▶ **WRITTEN INSTRUCTION**:
Work through the data line by line, gathering every line that has the word "celle".

Some records:
....

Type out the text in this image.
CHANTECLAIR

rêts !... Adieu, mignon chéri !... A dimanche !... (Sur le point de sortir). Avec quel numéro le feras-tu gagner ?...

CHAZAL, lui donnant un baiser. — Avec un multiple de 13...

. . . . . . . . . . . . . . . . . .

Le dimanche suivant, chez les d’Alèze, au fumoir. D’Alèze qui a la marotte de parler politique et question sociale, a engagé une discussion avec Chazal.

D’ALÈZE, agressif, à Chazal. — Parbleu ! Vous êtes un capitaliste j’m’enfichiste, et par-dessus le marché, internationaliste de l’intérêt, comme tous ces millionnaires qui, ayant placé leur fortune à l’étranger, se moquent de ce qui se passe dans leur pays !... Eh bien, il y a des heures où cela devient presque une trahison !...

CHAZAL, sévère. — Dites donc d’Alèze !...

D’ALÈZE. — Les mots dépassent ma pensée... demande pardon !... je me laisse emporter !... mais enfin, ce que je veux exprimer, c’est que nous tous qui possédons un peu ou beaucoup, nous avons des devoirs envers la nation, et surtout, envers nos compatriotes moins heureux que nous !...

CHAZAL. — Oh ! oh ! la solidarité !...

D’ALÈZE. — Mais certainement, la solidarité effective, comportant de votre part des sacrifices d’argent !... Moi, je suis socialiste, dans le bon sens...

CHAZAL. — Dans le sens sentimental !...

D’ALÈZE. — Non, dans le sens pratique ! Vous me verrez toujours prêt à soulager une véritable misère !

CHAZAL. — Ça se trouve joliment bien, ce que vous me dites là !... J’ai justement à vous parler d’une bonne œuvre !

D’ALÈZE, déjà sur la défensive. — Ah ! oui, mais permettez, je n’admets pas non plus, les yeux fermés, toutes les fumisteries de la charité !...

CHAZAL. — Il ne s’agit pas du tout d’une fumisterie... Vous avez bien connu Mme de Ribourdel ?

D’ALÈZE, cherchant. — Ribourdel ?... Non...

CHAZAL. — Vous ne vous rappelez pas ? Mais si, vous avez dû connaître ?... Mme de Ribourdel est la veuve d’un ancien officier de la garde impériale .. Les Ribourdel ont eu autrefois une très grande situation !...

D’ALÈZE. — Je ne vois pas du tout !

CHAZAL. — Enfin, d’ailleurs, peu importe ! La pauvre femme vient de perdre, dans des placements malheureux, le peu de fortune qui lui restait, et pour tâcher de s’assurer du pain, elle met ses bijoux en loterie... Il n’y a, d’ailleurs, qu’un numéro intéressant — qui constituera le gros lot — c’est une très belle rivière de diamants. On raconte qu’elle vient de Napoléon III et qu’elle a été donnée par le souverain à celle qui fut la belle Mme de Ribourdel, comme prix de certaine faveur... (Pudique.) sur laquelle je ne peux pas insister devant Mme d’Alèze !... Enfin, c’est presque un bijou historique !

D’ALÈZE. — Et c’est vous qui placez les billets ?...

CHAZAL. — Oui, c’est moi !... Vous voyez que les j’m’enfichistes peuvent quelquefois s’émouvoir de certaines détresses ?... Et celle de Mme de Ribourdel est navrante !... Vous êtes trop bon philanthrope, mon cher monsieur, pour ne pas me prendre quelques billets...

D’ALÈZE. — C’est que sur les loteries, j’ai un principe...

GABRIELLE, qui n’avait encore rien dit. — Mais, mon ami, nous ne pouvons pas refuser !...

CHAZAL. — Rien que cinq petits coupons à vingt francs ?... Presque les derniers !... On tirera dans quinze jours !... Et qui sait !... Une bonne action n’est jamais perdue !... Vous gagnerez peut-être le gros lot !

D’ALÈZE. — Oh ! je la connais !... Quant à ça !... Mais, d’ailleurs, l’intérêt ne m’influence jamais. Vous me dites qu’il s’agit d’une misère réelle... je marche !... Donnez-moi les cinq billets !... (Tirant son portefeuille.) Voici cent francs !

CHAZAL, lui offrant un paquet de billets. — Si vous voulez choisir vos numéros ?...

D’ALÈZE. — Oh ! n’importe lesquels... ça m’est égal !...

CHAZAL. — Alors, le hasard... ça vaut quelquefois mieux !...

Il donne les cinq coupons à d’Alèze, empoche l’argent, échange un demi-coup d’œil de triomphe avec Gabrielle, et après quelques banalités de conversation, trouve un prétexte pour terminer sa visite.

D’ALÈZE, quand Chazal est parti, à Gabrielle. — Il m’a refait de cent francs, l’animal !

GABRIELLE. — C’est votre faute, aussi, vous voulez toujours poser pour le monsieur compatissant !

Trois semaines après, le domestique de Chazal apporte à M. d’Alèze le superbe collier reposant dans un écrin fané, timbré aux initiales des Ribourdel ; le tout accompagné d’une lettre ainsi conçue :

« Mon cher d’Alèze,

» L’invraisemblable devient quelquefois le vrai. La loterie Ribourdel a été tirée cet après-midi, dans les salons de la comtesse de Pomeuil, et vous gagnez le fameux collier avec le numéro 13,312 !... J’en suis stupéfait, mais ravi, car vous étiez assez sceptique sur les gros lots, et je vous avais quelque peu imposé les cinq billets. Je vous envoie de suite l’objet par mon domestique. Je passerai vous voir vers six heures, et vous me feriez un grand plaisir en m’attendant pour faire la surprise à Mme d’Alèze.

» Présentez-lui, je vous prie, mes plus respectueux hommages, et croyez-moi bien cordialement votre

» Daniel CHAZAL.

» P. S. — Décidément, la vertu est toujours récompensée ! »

....

▶ **EXERCISE RESPONSE**:
CHAZAL. — Enfin, d’ailleurs, peu importe ! La pauvre femme vient de perdre, dans des placements malheureux, le peu de fortune qui lui restait, et pour tâcher de s’assurer du pain, elle met ses bijoux en loterie... Il n’y a, d’ailleurs, qu’un numéro intéressant — qui constituera le gros lot — c’est une très belle rivière de diamants. On raconte qu’elle vient de Napoléon III et qu’elle a été donnée par le souverain à celle qui fut la belle Mme de Ribourdel, comme prix de certaine faveur... (Pudique.) sur laquelle je ne peux pas insister devant Mme d’Alèze !... Enfin, c’est presque un bijou historique !
CHAZAL. — Oui, c’est moi !... Vous voyez que les j’m’enfichistes peuvent quelquefois s’émouvoir de certaines détresses ?... Et celle de Mme de Ribourdel est navrante !... Vous êtes trop bon philanthrope, mon cher monsieur, pour ne pas me prendre quelques billets...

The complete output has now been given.